(Entries taken from a collection)
--------------------------------------------------
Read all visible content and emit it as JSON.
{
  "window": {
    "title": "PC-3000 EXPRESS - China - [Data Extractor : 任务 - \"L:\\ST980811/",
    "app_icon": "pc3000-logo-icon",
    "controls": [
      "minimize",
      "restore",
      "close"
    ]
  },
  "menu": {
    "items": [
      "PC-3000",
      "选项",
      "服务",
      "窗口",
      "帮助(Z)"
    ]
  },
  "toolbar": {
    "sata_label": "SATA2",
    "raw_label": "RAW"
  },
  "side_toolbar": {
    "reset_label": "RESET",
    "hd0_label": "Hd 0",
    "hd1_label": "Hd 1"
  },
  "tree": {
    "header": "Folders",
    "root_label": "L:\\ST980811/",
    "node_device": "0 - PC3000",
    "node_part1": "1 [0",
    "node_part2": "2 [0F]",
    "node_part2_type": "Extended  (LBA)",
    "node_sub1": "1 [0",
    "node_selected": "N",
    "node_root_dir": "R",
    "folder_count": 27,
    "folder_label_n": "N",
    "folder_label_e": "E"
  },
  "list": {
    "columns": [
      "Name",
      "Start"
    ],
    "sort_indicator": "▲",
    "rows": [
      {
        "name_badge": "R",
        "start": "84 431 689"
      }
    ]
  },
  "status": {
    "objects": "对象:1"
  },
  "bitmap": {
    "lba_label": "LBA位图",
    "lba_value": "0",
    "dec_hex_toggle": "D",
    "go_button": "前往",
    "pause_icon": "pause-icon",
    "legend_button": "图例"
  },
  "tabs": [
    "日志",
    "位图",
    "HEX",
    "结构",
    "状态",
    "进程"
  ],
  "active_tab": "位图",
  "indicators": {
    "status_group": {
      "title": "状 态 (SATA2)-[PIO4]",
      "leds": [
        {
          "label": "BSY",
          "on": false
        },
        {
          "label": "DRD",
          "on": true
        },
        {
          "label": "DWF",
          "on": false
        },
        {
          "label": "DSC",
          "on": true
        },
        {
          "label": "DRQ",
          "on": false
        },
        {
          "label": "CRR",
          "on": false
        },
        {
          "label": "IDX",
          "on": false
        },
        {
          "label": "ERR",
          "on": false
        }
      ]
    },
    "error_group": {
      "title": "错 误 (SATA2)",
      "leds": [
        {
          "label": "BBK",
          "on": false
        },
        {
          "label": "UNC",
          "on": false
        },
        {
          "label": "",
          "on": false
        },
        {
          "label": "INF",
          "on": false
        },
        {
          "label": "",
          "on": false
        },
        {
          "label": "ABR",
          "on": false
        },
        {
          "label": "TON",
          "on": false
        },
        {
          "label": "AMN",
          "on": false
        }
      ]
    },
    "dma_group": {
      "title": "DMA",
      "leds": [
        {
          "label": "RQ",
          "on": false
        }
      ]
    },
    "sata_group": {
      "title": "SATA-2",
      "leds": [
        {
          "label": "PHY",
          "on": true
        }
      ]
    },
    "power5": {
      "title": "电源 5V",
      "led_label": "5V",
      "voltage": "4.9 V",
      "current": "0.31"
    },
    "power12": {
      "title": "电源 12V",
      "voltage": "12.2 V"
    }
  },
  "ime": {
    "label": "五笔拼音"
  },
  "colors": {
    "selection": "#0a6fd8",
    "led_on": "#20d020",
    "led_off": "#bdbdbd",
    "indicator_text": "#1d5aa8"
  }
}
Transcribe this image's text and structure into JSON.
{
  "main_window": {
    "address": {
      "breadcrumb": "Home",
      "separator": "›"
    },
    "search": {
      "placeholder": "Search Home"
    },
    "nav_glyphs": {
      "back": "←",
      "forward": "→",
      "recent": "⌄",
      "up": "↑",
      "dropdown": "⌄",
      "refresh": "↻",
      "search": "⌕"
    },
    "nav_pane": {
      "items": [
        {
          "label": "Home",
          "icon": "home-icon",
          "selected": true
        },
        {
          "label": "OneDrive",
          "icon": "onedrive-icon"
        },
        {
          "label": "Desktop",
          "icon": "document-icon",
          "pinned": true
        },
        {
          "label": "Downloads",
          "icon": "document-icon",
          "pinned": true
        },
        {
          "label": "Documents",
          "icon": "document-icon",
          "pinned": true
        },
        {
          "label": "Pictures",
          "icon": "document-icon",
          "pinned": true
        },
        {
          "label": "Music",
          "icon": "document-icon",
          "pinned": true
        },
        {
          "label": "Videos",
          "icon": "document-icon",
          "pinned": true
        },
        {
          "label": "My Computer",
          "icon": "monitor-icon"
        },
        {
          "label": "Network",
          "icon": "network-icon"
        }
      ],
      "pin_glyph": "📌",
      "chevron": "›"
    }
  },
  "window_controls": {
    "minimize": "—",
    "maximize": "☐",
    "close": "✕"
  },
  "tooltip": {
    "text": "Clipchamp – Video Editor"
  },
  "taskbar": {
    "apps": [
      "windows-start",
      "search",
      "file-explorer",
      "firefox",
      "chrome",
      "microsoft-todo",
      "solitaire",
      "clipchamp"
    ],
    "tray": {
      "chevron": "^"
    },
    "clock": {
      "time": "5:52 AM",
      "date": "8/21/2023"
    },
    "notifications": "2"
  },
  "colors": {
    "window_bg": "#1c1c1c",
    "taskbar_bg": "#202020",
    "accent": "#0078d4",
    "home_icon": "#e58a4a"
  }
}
--------------------------------------------------
- Stated problem -
List the lines that contain the word "title".

- Full output -
    "title": "PC-3000 EXPRESS - China - [Data Extractor : 任务 - \"L:\\ST980811/",
      "title": "状 态 (SATA2)-[PIO4]",
      "title": "错 误 (SATA2)",
      "title": "DMA",
      "title": "SATA-2",
      "title": "电源 5V",
      "title": "电源 12V",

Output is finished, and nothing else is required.